> [EXERCISE DATA]
○ ○ ○ ○ ○
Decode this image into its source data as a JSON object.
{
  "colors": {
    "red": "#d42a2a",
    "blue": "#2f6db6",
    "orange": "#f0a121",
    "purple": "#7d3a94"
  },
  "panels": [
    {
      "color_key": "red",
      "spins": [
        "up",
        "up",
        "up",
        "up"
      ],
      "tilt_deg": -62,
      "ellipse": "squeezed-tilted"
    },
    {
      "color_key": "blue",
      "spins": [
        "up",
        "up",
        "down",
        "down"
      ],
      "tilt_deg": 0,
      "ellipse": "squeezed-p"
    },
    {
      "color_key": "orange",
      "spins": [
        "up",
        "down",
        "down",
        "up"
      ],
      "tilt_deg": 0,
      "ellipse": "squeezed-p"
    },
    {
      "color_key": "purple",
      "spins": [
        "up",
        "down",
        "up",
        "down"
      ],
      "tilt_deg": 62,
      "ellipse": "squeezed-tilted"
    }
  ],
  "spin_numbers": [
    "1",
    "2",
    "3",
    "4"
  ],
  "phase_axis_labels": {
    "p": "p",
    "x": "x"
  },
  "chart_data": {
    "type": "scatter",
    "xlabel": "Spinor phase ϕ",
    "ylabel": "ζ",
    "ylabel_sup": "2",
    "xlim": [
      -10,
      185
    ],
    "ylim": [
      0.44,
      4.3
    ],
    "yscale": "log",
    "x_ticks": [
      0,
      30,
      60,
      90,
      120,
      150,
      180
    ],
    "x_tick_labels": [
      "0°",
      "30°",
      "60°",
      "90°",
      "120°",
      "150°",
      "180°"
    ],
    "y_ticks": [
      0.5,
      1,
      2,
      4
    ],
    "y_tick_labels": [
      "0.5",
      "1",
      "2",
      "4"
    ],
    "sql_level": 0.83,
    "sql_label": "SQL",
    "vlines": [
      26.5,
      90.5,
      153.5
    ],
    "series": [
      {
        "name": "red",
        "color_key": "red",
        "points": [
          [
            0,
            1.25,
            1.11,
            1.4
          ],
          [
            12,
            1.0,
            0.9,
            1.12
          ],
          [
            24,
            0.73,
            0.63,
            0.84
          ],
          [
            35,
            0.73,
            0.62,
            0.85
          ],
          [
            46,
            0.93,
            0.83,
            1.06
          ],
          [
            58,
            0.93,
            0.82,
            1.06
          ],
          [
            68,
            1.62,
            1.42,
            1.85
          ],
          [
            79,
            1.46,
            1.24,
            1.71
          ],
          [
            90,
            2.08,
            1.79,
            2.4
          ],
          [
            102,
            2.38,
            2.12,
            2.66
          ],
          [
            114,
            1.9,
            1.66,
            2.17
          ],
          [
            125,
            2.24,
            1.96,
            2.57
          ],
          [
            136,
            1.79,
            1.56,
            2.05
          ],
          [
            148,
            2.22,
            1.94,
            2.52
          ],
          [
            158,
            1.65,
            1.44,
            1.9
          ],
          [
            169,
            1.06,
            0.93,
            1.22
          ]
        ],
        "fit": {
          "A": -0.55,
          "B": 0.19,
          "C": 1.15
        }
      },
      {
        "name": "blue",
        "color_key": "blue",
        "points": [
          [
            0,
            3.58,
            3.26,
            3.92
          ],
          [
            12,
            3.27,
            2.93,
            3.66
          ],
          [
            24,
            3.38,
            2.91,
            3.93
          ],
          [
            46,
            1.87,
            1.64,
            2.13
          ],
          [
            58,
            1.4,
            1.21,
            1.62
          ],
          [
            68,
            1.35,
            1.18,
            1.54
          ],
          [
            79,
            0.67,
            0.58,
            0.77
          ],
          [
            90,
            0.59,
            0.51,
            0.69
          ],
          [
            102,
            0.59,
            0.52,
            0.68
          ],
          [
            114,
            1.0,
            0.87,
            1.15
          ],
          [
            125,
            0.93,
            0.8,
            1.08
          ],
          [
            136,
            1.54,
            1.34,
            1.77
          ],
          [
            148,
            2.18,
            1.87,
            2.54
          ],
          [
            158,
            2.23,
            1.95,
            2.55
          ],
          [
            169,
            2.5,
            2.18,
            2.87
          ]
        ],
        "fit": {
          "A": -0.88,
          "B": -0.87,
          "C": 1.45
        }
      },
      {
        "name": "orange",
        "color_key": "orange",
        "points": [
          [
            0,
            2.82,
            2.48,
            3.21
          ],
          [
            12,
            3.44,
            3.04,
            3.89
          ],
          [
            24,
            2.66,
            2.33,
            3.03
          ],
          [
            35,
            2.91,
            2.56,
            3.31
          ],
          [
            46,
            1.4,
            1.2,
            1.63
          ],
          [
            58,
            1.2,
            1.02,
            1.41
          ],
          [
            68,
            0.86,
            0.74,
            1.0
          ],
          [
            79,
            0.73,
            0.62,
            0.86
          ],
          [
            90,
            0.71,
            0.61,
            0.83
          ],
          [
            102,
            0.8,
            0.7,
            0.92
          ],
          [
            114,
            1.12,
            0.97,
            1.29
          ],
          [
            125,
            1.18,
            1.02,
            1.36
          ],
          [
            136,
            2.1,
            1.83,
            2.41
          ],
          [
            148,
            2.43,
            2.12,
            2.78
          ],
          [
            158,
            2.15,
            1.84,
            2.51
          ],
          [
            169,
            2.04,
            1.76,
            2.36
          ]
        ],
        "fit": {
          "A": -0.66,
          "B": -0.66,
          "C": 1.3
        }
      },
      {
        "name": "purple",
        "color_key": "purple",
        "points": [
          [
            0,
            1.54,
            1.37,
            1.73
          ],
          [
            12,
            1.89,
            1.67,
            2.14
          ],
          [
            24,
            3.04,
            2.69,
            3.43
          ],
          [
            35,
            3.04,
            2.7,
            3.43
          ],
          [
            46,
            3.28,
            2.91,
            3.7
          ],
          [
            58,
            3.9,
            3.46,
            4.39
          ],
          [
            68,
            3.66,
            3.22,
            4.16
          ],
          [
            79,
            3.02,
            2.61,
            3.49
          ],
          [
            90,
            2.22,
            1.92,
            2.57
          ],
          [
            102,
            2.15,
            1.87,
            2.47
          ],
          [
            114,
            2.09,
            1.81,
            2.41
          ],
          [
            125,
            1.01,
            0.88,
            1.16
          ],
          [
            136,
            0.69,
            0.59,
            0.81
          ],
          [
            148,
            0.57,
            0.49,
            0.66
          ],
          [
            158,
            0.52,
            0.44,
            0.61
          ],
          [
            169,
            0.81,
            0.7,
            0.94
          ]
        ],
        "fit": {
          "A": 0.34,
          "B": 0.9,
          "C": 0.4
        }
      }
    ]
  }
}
○ ○ ○ ○ ○
Using the entries above, state how many lines include the word "purple", with no other words.

4